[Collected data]
= = = = =

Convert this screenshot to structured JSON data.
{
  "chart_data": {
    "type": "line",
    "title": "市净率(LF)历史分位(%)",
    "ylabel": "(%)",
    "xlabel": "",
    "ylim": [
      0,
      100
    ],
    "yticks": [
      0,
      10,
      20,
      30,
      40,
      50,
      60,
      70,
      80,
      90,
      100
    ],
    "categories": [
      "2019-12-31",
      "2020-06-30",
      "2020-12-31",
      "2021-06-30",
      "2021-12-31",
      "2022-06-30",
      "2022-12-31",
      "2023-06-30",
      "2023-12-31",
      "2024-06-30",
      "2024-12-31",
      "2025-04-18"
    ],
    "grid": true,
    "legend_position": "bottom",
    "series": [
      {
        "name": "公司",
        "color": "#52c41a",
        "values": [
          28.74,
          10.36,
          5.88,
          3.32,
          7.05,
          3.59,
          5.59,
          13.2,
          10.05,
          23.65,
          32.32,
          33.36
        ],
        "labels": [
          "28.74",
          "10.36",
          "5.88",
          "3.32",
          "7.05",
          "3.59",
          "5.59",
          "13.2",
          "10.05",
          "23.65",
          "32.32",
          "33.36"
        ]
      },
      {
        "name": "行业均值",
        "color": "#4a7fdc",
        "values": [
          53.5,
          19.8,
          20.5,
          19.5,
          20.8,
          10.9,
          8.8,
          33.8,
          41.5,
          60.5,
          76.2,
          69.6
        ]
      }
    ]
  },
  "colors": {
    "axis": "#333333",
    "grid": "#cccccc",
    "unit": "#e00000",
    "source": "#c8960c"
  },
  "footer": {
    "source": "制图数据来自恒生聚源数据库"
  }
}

= = = = =

Aim of the task -> In the listing, find every line with the word "source" and state how many there are, nothing more.

Task response -> 2